## Your instructions
Copy the part of the rows that opens with the line containing "legend-swatch-lt3 [54, 593, 67, 607]" and closes with the line containing "right-tick-2021: 2021 [1043, 556, 1079, 573]", replacing every occurrence of "legend-swatch" with "legend-chip" and changing nothing else.

## Collected data entries
----

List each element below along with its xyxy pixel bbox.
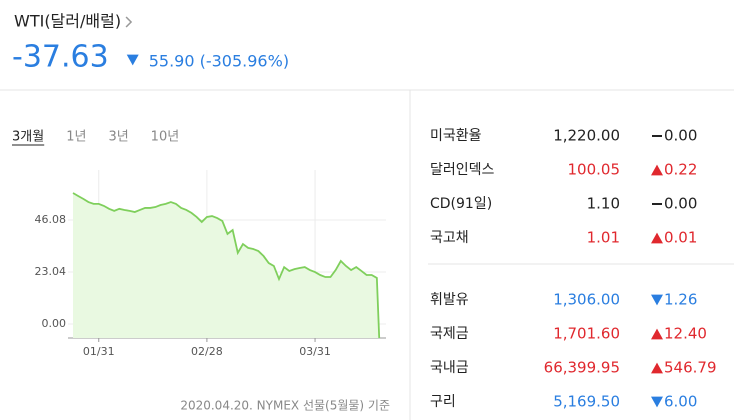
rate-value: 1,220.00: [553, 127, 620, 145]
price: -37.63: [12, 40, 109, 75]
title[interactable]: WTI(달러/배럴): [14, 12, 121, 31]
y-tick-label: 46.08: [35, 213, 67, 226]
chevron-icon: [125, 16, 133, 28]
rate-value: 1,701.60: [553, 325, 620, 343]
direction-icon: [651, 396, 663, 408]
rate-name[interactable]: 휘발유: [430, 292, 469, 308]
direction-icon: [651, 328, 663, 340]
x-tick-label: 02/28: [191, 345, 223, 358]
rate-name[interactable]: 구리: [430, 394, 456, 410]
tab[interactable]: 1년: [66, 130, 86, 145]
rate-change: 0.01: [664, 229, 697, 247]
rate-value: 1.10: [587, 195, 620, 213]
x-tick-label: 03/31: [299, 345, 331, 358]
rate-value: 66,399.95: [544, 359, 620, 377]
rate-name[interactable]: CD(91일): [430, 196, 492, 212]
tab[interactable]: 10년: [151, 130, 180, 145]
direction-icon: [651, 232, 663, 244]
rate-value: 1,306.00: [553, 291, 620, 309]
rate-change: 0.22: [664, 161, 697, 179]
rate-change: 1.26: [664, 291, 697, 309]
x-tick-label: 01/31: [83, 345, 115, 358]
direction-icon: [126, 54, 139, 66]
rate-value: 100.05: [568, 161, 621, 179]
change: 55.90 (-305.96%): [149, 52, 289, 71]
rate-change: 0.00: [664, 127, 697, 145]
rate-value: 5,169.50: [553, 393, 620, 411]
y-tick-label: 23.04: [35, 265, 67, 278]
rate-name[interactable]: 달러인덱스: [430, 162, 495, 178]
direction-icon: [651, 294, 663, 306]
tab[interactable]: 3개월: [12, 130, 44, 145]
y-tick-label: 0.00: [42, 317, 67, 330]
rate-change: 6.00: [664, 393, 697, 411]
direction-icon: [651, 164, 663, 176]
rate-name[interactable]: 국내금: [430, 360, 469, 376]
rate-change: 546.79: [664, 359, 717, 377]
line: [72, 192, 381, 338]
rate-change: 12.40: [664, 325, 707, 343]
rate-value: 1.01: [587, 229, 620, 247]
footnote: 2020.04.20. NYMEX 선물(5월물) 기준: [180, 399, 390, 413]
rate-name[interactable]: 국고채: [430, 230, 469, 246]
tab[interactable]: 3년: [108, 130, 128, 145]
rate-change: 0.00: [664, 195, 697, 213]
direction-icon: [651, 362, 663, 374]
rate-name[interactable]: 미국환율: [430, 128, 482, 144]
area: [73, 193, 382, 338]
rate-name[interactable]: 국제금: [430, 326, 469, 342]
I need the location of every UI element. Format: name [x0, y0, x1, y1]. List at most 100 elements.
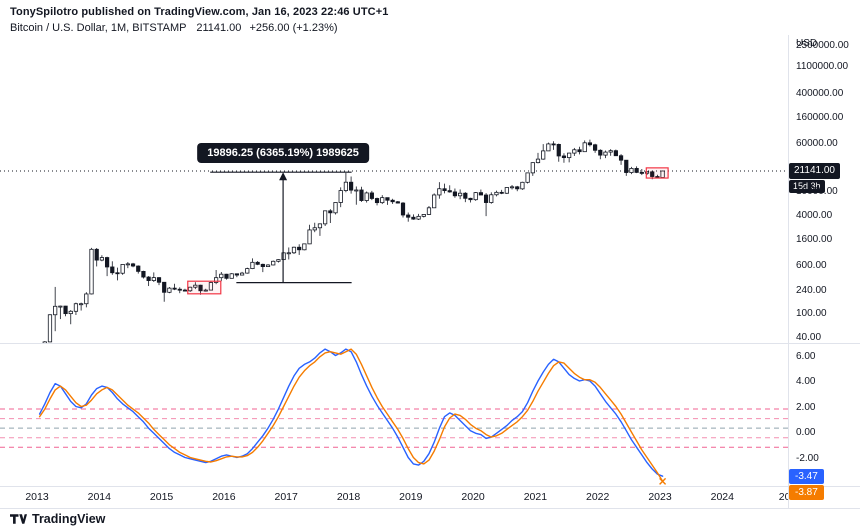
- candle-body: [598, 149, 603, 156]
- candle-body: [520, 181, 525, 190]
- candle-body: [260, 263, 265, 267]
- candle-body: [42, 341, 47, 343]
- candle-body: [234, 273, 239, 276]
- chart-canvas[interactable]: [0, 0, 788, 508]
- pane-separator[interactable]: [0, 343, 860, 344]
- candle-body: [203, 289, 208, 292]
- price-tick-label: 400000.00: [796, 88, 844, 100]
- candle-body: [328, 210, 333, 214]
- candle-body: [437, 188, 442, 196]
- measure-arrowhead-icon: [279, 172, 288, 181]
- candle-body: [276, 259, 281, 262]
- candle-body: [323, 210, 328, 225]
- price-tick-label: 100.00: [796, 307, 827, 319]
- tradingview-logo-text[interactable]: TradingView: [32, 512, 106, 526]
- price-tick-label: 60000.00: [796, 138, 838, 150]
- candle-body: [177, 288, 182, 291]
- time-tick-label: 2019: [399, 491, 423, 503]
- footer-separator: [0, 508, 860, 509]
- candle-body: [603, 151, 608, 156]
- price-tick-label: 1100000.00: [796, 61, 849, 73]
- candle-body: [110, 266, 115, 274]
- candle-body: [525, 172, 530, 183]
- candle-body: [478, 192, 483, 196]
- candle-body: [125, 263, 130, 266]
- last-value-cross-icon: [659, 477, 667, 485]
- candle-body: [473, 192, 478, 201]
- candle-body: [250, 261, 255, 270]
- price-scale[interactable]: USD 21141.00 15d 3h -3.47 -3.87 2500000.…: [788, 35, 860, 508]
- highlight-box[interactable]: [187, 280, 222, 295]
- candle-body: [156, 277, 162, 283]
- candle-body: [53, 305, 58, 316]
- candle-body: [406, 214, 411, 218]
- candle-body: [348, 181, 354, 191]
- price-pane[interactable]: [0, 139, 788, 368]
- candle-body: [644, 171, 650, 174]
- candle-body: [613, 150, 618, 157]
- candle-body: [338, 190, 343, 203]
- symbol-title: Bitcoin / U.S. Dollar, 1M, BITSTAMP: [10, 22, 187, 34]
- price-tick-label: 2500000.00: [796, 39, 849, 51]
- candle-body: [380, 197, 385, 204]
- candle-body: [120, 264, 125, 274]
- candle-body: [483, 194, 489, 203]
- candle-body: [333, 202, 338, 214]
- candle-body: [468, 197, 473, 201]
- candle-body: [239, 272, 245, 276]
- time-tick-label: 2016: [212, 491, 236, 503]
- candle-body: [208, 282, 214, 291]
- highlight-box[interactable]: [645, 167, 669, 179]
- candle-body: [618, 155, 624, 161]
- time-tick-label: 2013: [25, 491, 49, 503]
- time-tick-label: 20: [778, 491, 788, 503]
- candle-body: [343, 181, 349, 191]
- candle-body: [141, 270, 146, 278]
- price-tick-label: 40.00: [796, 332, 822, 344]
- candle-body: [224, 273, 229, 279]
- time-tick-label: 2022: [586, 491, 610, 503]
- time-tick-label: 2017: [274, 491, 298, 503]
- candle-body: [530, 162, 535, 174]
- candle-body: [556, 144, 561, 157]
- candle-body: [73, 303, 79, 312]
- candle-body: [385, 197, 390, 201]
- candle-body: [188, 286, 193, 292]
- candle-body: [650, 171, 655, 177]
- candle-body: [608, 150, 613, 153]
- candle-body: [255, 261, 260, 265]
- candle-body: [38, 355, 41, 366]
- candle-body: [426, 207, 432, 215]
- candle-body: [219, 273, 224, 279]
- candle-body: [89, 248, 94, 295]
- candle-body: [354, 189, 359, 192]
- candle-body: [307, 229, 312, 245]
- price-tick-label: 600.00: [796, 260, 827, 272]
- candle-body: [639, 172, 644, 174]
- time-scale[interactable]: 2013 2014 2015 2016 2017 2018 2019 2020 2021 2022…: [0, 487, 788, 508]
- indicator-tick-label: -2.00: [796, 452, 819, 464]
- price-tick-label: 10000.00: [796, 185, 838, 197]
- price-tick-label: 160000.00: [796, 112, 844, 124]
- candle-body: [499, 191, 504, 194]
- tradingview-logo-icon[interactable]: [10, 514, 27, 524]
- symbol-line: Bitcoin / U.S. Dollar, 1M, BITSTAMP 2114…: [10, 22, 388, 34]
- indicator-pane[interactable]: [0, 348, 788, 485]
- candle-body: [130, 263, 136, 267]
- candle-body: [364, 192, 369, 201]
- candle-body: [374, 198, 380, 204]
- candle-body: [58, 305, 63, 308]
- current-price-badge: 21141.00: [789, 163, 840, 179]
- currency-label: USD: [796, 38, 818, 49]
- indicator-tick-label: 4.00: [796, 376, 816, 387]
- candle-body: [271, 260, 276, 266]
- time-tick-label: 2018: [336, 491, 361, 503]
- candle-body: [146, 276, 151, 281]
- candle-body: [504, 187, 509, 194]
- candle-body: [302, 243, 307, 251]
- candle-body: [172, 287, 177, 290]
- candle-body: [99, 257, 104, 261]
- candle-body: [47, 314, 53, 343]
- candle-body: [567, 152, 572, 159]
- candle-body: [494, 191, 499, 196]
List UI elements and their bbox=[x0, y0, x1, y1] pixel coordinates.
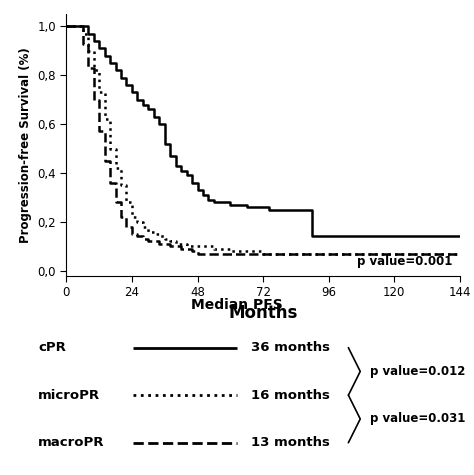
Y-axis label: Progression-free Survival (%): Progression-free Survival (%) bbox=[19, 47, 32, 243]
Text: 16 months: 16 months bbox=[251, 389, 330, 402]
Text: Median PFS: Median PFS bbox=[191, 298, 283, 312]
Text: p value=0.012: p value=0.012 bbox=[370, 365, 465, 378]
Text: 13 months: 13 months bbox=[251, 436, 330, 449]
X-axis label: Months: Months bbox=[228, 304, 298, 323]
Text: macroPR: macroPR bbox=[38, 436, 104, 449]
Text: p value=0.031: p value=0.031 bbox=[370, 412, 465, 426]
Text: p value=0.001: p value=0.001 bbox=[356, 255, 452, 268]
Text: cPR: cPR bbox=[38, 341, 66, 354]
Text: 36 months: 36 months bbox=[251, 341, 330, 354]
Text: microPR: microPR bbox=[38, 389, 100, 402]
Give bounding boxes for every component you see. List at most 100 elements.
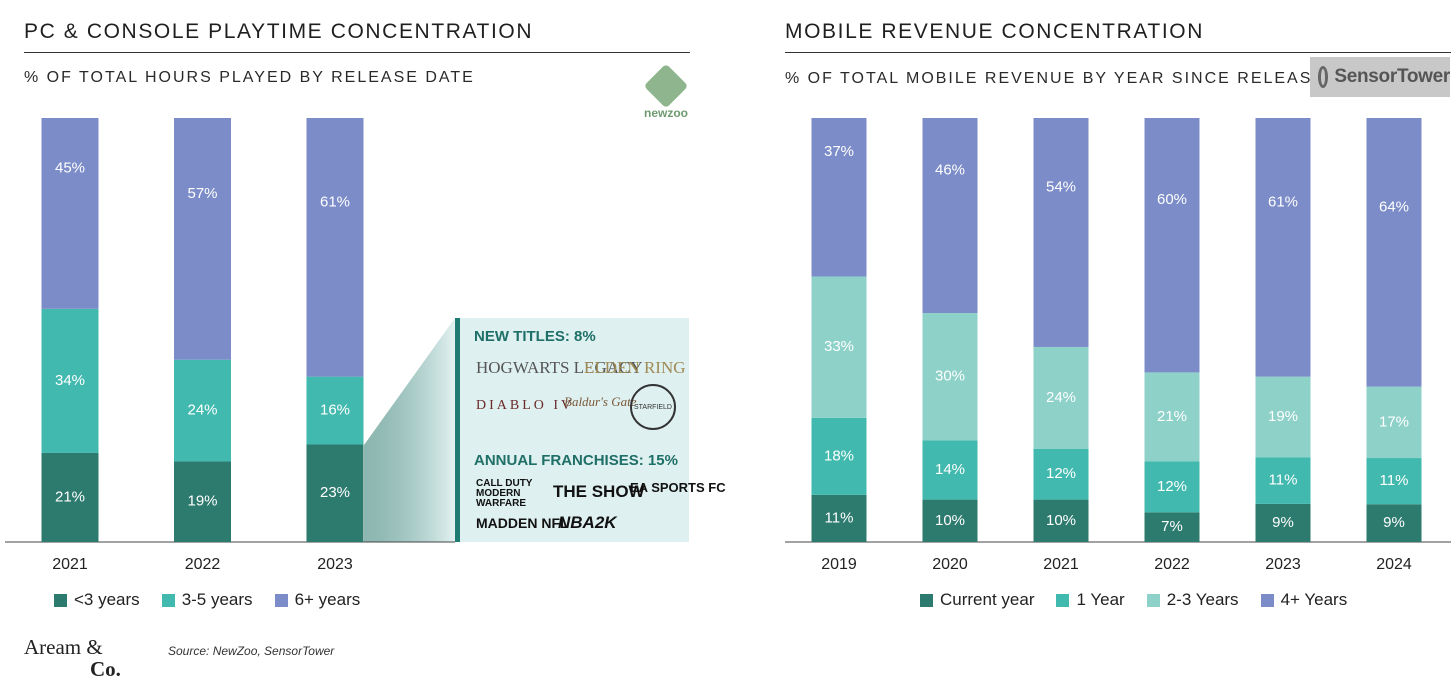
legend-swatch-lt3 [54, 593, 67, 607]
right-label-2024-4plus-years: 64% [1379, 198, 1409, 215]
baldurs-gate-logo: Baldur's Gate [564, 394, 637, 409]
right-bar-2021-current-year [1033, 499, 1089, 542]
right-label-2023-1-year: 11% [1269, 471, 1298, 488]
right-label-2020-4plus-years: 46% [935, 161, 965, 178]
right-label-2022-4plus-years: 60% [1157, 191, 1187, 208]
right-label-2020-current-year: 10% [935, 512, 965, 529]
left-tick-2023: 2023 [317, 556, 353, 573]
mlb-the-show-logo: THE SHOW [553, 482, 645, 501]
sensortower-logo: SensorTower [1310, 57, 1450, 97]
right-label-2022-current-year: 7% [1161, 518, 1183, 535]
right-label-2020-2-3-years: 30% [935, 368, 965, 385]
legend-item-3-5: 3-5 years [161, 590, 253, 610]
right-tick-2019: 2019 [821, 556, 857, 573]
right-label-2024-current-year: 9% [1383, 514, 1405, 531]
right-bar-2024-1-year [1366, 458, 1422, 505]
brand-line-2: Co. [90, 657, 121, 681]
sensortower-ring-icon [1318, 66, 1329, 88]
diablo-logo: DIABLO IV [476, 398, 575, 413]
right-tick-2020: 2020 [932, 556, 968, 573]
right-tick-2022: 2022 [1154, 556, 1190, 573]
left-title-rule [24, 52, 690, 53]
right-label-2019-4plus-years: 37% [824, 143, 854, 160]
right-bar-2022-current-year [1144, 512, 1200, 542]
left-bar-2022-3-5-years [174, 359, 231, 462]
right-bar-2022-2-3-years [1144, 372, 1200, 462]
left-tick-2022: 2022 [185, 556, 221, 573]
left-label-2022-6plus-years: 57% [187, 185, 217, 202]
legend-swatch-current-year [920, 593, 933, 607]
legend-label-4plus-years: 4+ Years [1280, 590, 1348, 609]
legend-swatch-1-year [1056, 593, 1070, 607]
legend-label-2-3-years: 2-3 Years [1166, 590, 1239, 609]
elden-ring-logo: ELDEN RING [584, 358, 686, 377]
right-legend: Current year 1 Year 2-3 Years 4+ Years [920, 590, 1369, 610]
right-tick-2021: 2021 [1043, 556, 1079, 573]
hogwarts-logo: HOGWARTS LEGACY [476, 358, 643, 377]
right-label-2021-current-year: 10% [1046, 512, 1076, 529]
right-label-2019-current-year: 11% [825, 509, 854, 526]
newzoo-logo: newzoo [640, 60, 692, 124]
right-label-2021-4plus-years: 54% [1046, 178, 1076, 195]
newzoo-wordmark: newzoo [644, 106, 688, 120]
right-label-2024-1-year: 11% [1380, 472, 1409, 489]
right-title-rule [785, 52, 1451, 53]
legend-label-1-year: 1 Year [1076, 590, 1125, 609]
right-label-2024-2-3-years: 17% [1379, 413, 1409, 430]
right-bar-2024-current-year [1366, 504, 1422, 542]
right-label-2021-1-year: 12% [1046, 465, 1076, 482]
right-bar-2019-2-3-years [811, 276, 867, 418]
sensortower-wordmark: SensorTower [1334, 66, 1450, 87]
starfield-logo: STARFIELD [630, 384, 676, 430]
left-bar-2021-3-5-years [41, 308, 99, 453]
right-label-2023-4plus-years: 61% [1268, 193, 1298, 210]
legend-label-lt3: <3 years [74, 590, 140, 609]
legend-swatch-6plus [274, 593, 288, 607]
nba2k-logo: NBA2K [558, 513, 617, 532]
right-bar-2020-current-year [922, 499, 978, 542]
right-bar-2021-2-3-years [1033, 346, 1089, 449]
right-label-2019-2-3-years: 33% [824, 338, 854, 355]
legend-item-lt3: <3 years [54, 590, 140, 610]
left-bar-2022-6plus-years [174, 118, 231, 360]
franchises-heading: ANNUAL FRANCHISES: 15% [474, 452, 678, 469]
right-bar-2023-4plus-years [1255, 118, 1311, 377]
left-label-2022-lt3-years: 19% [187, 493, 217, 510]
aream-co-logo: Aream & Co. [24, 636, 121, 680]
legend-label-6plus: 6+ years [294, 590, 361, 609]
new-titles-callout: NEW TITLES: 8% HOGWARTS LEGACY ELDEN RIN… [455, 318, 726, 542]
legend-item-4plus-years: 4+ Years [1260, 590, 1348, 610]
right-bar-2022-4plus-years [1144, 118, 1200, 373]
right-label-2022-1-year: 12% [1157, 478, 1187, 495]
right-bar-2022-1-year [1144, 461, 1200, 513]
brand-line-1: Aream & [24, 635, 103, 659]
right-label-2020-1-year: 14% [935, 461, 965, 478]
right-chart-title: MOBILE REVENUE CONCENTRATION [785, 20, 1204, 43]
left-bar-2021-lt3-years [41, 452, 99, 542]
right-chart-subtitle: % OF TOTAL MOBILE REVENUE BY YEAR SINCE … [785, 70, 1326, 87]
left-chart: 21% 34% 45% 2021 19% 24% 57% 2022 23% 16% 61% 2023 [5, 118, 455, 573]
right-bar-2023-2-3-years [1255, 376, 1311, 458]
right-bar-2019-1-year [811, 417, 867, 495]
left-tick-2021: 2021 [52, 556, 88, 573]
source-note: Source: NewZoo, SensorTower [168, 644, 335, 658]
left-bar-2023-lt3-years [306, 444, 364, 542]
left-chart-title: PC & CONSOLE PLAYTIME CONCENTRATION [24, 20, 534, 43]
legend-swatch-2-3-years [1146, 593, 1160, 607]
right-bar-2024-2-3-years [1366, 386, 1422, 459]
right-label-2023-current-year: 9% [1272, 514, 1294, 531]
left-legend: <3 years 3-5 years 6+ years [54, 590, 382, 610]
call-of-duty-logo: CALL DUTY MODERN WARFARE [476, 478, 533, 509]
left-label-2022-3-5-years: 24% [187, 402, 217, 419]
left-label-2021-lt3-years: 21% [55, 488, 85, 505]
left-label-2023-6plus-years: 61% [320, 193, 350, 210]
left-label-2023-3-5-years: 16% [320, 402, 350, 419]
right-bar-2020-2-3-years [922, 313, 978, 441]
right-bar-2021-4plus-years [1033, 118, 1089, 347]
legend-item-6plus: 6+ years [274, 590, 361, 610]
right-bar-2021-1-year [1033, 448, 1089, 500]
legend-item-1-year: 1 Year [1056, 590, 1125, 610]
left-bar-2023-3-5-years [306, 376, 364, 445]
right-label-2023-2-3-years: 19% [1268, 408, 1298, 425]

----

## Task answer
legend-chip-lt3 [54, 593, 67, 607]
right-label-2024-4plus-years: 64% [1379, 198, 1409, 215]
baldurs-gate-logo: Baldur's Gate [564, 394, 637, 409]
right-bar-2021-current-year [1033, 499, 1089, 542]
right-label-2023-1-year: 11% [1269, 471, 1298, 488]
right-label-2020-4plus-years: 46% [935, 161, 965, 178]
right-label-2022-4plus-years: 60% [1157, 191, 1187, 208]
right-label-2020-current-year: 10% [935, 512, 965, 529]
left-tick-2023: 2023 [317, 556, 353, 573]
mlb-the-show-logo: THE SHOW [553, 482, 645, 501]
sensortower-logo: SensorTower [1310, 57, 1450, 97]
right-label-2022-current-year: 7% [1161, 518, 1183, 535]
right-label-2020-2-3-years: 30% [935, 368, 965, 385]
legend-item-3-5: 3-5 years [161, 590, 253, 610]
right-tick-2019: 2019 [821, 556, 857, 573]
right-label-2024-current-year: 9% [1383, 514, 1405, 531]
right-bar-2024-1-year [1366, 458, 1422, 505]
brand-line-2: Co. [90, 657, 121, 681]
sensortower-ring-icon [1318, 66, 1329, 88]
diablo-logo: DIABLO IV [476, 398, 575, 413]
right-tick-2020: 2020 [932, 556, 968, 573]
right-tick-2022: 2022 [1154, 556, 1190, 573]
left-title-rule [24, 52, 690, 53]
right-label-2019-4plus-years: 37% [824, 143, 854, 160]
right-bar-2022-current-year [1144, 512, 1200, 542]
left-bar-2022-3-5-years [174, 359, 231, 462]
right-bar-2022-2-3-years [1144, 372, 1200, 462]
left-tick-2022: 2022 [185, 556, 221, 573]
left-label-2022-6plus-years: 57% [187, 185, 217, 202]
legend-chip-current-year [920, 593, 933, 607]
legend-label-4plus-years: 4+ Years [1280, 590, 1348, 609]
legend-chip-1-year [1056, 593, 1070, 607]
legend-label-2-3-years: 2-3 Years [1166, 590, 1239, 609]
elden-ring-logo: ELDEN RING [584, 358, 686, 377]
right-legend: Current year 1 Year 2-3 Years 4+ Years [920, 590, 1369, 610]
right-tick-2021: 2021 [1043, 556, 1079, 573]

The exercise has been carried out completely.